Work out how many lines of the records contain "need". Answer with the number and nothing else.

[Stored data entries]
* START *

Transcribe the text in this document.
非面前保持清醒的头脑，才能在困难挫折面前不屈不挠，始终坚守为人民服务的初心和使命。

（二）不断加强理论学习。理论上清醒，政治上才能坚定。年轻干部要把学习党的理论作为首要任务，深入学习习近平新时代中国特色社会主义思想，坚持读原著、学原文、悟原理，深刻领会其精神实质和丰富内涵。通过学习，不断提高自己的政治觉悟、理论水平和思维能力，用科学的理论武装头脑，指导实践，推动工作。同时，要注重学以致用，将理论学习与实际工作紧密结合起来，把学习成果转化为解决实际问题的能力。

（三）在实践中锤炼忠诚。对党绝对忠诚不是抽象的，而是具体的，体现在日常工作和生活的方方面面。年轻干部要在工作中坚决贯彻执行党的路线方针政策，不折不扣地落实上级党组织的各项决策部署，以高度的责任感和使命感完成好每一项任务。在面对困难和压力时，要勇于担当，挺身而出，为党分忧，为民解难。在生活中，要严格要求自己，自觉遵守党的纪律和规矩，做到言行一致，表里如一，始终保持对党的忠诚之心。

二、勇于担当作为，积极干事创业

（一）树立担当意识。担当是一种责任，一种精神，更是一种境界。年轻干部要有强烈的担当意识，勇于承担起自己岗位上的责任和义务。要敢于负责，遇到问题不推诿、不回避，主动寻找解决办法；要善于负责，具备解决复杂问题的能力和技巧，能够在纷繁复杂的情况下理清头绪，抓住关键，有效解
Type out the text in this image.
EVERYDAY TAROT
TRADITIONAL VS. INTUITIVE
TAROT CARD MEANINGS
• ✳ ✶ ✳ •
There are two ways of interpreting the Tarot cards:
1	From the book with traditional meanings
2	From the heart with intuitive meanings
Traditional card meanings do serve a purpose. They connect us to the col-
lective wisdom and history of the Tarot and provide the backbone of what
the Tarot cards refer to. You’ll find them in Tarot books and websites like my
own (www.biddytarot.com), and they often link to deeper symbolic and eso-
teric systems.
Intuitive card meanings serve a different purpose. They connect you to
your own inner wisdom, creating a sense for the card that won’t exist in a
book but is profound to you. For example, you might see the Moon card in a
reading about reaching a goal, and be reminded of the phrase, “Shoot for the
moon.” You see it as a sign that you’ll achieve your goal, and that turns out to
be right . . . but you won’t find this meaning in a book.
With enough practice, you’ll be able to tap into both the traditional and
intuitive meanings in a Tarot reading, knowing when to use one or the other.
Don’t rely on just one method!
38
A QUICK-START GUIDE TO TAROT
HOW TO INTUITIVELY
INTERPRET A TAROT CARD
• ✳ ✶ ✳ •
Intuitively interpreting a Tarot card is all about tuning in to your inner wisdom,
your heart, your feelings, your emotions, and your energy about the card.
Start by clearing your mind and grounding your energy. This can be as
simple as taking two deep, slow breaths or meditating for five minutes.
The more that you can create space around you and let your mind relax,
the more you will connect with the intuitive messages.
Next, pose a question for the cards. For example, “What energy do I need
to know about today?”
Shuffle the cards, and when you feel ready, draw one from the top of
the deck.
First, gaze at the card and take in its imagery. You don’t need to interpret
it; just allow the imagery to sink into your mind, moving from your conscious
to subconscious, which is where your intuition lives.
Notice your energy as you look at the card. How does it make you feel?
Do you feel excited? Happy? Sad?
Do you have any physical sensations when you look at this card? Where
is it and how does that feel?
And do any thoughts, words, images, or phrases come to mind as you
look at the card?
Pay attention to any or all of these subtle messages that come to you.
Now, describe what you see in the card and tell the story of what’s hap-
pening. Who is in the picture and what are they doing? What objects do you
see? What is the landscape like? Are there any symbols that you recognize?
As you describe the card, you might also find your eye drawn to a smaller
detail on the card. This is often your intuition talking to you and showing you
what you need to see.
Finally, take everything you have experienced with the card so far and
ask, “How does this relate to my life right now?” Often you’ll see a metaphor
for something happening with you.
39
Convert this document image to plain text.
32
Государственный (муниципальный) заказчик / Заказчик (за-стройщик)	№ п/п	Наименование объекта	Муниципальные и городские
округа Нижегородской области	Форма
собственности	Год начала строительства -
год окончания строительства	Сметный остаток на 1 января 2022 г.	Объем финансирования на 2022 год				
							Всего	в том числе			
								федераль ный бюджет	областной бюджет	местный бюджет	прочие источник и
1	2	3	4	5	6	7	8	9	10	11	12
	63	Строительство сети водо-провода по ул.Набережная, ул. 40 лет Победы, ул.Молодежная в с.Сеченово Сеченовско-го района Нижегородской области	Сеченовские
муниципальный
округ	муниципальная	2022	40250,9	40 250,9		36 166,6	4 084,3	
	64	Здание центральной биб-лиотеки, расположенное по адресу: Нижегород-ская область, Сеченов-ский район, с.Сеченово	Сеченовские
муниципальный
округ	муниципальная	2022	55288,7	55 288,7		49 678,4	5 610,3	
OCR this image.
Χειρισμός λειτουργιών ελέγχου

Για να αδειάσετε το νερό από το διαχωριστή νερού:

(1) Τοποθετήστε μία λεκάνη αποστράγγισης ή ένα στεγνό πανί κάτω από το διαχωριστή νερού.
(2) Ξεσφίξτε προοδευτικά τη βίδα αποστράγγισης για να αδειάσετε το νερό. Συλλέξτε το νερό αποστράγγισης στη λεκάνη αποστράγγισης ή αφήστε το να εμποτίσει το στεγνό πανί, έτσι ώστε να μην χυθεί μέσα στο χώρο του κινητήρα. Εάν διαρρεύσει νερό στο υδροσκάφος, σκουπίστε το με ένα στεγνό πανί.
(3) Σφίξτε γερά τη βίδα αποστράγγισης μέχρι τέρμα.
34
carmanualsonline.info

* END *

The result: 3